Instructions to follow: The records below are to be repeated in full, exactly as they are.

Data for the task:
** start **

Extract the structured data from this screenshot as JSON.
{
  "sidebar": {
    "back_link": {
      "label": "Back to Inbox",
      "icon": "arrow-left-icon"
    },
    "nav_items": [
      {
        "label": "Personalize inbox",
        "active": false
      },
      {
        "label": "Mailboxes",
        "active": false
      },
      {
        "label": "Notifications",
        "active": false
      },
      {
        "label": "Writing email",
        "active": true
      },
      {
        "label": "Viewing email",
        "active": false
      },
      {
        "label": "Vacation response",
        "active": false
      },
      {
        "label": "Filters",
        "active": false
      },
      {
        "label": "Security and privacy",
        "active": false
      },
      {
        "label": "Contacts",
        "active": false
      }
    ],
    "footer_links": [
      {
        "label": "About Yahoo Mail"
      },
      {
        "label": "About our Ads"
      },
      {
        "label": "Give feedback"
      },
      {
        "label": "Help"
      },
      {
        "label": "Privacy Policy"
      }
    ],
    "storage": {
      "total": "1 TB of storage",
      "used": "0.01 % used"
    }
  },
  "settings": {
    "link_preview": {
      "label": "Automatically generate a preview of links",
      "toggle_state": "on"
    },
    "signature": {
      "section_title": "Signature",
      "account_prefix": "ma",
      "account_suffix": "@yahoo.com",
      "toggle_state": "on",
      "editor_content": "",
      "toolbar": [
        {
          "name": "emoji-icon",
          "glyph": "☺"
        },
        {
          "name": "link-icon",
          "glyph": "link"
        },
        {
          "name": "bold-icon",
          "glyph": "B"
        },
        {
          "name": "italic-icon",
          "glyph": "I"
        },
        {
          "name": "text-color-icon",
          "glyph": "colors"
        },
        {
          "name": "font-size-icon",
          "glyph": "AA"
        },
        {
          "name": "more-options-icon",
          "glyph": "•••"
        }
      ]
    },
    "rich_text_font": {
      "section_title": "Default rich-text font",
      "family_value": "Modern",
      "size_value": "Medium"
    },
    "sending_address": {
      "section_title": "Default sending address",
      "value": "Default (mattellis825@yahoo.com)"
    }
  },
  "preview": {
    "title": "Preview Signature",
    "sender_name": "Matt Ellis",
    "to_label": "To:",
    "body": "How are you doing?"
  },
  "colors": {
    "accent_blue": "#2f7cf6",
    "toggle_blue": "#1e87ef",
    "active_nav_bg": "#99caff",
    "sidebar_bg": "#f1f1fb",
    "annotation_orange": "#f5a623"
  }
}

** end **

Exercise response:
Extract the structured data from this screenshot as JSON.
{
  "sidebar": {
    "back_link": {
      "label": "Back to Inbox",
      "icon": "arrow-left-icon"
    },
    "nav_items": [
      {
        "label": "Personalize inbox",
        "active": false
      },
      {
        "label": "Mailboxes",
        "active": false
      },
      {
        "label": "Notifications",
        "active": false
      },
      {
        "label": "Writing email",
        "active": true
      },
      {
        "label": "Viewing email",
        "active": false
      },
      {
        "label": "Vacation response",
        "active": false
      },
      {
        "label": "Filters",
        "active": false
      },
      {
        "label": "Security and privacy",
        "active": false
      },
      {
        "label": "Contacts",
        "active": false
      }
    ],
    "footer_links": [
      {
        "label": "About Yahoo Mail"
      },
      {
        "label": "About our Ads"
      },
      {
        "label": "Give feedback"
      },
      {
        "label": "Help"
      },
      {
        "label": "Privacy Policy"
      }
    ],
    "storage": {
      "total": "1 TB of storage",
      "used": "0.01 % used"
    }
  },
  "settings": {
    "link_preview": {
      "label": "Automatically generate a preview of links",
      "toggle_state": "on"
    },
    "signature": {
      "section_title": "Signature",
      "account_prefix": "ma",
      "account_suffix": "@yahoo.com",
      "toggle_state": "on",
      "editor_content": "",
      "toolbar": [
        {
          "name": "emoji-icon",
          "glyph": "☺"
        },
        {
          "name": "link-icon",
          "glyph": "link"
        },
        {
          "name": "bold-icon",
          "glyph": "B"
        },
        {
          "name": "italic-icon",
          "glyph": "I"
        },
        {
          "name": "text-color-icon",
          "glyph": "colors"
        },
        {
          "name": "font-size-icon",
          "glyph": "AA"
        },
        {
          "name": "more-options-icon",
          "glyph": "•••"
        }
      ]
    },
    "rich_text_font": {
      "section_title": "Default rich-text font",
      "family_value": "Modern",
      "size_value": "Medium"
    },
    "sending_address": {
      "section_title": "Default sending address",
      "value": "Default (mattellis825@yahoo.com)"
    }
  },
  "preview": {
    "title": "Preview Signature",
    "sender_name": "Matt Ellis",
    "to_label": "To:",
    "body": "How are you doing?"
  },
  "colors": {
    "accent_blue": "#2f7cf6",
    "toggle_blue": "#1e87ef",
    "active_nav_bg": "#99caff",
    "sidebar_bg": "#f1f1fb",
    "annotation_orange": "#f5a623"
  }
}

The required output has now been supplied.